> _What the exercise asks_
Reproduce the material exactly, omitting nothing.

#####

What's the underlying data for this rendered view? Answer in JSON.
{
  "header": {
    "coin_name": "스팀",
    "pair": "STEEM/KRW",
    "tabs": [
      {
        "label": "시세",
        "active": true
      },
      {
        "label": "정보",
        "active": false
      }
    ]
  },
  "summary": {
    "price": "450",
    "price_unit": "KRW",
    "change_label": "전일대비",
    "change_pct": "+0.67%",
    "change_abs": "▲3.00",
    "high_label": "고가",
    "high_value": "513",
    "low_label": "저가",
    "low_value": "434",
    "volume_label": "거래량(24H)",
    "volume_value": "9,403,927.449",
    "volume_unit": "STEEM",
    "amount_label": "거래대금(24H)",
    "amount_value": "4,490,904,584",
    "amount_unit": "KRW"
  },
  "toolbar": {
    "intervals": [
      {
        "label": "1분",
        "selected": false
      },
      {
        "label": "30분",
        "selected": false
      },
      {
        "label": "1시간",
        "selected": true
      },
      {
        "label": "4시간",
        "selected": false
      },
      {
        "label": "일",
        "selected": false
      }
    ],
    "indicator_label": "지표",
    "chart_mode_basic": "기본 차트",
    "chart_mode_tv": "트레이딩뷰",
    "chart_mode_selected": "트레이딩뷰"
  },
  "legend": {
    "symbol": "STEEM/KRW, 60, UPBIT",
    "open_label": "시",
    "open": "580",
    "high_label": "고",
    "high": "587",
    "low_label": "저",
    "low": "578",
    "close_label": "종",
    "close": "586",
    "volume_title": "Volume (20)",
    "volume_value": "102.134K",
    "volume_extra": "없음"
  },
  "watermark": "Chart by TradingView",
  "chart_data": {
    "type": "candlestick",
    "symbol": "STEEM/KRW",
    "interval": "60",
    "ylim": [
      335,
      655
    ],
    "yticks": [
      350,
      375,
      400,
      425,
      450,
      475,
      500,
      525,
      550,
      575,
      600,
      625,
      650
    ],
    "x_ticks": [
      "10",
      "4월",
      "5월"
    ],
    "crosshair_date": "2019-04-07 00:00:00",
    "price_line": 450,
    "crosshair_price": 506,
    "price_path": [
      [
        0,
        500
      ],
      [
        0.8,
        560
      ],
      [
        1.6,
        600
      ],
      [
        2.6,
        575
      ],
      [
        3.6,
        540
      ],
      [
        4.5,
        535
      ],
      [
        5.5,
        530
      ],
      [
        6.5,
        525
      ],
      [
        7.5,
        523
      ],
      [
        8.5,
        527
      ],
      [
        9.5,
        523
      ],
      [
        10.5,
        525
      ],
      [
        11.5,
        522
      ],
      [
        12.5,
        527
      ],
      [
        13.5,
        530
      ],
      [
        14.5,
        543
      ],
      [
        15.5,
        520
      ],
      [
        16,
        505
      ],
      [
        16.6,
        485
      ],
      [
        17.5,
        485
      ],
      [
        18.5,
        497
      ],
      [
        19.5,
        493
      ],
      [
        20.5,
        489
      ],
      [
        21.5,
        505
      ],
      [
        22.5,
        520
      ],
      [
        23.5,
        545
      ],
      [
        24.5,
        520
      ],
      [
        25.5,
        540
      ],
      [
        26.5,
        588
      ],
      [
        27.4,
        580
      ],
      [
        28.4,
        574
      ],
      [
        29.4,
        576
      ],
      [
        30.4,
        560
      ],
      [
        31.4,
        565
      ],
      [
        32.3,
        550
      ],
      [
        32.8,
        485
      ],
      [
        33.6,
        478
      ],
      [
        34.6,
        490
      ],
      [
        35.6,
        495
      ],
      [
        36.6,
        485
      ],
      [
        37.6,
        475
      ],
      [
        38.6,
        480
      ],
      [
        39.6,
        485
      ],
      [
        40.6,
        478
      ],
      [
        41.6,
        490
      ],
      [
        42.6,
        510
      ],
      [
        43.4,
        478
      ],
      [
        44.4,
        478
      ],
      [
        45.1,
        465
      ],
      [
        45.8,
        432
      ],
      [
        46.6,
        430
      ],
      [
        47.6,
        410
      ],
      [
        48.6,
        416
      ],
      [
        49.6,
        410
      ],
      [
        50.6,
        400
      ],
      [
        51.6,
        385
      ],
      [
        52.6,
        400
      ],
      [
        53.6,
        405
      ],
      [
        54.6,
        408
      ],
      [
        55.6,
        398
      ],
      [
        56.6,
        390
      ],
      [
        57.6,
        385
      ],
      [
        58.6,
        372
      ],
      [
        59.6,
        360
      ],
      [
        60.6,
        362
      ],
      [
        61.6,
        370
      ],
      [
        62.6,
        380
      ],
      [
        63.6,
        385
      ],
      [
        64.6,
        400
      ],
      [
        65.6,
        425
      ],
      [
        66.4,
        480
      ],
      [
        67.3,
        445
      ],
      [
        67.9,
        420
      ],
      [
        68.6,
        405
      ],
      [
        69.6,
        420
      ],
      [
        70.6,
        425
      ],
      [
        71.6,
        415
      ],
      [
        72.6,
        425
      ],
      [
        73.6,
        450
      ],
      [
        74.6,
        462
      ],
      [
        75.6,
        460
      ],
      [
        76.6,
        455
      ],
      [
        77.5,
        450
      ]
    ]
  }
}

#####

> _Expected answer_
What's the underlying data for this rendered view? Answer in JSON.
{
  "header": {
    "coin_name": "스팀",
    "pair": "STEEM/KRW",
    "tabs": [
      {
        "label": "시세",
        "active": true
      },
      {
        "label": "정보",
        "active": false
      }
    ]
  },
  "summary": {
    "price": "450",
    "price_unit": "KRW",
    "change_label": "전일대비",
    "change_pct": "+0.67%",
    "change_abs": "▲3.00",
    "high_label": "고가",
    "high_value": "513",
    "low_label": "저가",
    "low_value": "434",
    "volume_label": "거래량(24H)",
    "volume_value": "9,403,927.449",
    "volume_unit": "STEEM",
    "amount_label": "거래대금(24H)",
    "amount_value": "4,490,904,584",
    "amount_unit": "KRW"
  },
  "toolbar": {
    "intervals": [
      {
        "label": "1분",
        "selected": false
      },
      {
        "label": "30분",
        "selected": false
      },
      {
        "label": "1시간",
        "selected": true
      },
      {
        "label": "4시간",
        "selected": false
      },
      {
        "label": "일",
        "selected": false
      }
    ],
    "indicator_label": "지표",
    "chart_mode_basic": "기본 차트",
    "chart_mode_tv": "트레이딩뷰",
    "chart_mode_selected": "트레이딩뷰"
  },
  "legend": {
    "symbol": "STEEM/KRW, 60, UPBIT",
    "open_label": "시",
    "open": "580",
    "high_label": "고",
    "high": "587",
    "low_label": "저",
    "low": "578",
    "close_label": "종",
    "close": "586",
    "volume_title": "Volume (20)",
    "volume_value": "102.134K",
    "volume_extra": "없음"
  },
  "watermark": "Chart by TradingView",
  "chart_data": {
    "type": "candlestick",
    "symbol": "STEEM/KRW",
    "interval": "60",
    "ylim": [
      335,
      655
    ],
    "yticks": [
      350,
      375,
      400,
      425,
      450,
      475,
      500,
      525,
      550,
      575,
      600,
      625,
      650
    ],
    "x_ticks": [
      "10",
      "4월",
      "5월"
    ],
    "crosshair_date": "2019-04-07 00:00:00",
    "price_line": 450,
    "crosshair_price": 506,
    "price_path": [
      [
        0,
        500
      ],
      [
        0.8,
        560
      ],
      [
        1.6,
        600
      ],
      [
        2.6,
        575
      ],
      [
        3.6,
        540
      ],
      [
        4.5,
        535
      ],
      [
        5.5,
        530
      ],
      [
        6.5,
        525
      ],
      [
        7.5,
        523
      ],
      [
        8.5,
        527
      ],
      [
        9.5,
        523
      ],
      [
        10.5,
        525
      ],
      [
        11.5,
        522
      ],
      [
        12.5,
        527
      ],
      [
        13.5,
        530
      ],
      [
        14.5,
        543
      ],
      [
        15.5,
        520
      ],
      [
        16,
        505
      ],
      [
        16.6,
        485
      ],
      [
        17.5,
        485
      ],
      [
        18.5,
        497
      ],
      [
        19.5,
        493
      ],
      [
        20.5,
        489
      ],
      [
        21.5,
        505
      ],
      [
        22.5,
        520
      ],
      [
        23.5,
        545
      ],
      [
        24.5,
        520
      ],
      [
        25.5,
        540
      ],
      [
        26.5,
        588
      ],
      [
        27.4,
        580
      ],
      [
        28.4,
        574
      ],
      [
        29.4,
        576
      ],
      [
        30.4,
        560
      ],
      [
        31.4,
        565
      ],
      [
        32.3,
        550
      ],
      [
        32.8,
        485
      ],
      [
        33.6,
        478
      ],
      [
        34.6,
        490
      ],
      [
        35.6,
        495
      ],
      [
        36.6,
        485
      ],
      [
        37.6,
        475
      ],
      [
        38.6,
        480
      ],
      [
        39.6,
        485
      ],
      [
        40.6,
        478
      ],
      [
        41.6,
        490
      ],
      [
        42.6,
        510
      ],
      [
        43.4,
        478
      ],
      [
        44.4,
        478
      ],
      [
        45.1,
        465
      ],
      [
        45.8,
        432
      ],
      [
        46.6,
        430
      ],
      [
        47.6,
        410
      ],
      [
        48.6,
        416
      ],
      [
        49.6,
        410
      ],
      [
        50.6,
        400
      ],
      [
        51.6,
        385
      ],
      [
        52.6,
        400
      ],
      [
        53.6,
        405
      ],
      [
        54.6,
        408
      ],
      [
        55.6,
        398
      ],
      [
        56.6,
        390
      ],
      [
        57.6,
        385
      ],
      [
        58.6,
        372
      ],
      [
        59.6,
        360
      ],
      [
        60.6,
        362
      ],
      [
        61.6,
        370
      ],
      [
        62.6,
        380
      ],
      [
        63.6,
        385
      ],
      [
        64.6,
        400
      ],
      [
        65.6,
        425
      ],
      [
        66.4,
        480
      ],
      [
        67.3,
        445
      ],
      [
        67.9,
        420
      ],
      [
        68.6,
        405
      ],
      [
        69.6,
        420
      ],
      [
        70.6,
        425
      ],
      [
        71.6,
        415
      ],
      [
        72.6,
        425
      ],
      [
        73.6,
        450
      ],
      [
        74.6,
        462
      ],
      [
        75.6,
        460
      ],
      [
        76.6,
        455
      ],
      [
        77.5,
        450
      ]
    ]
  }
}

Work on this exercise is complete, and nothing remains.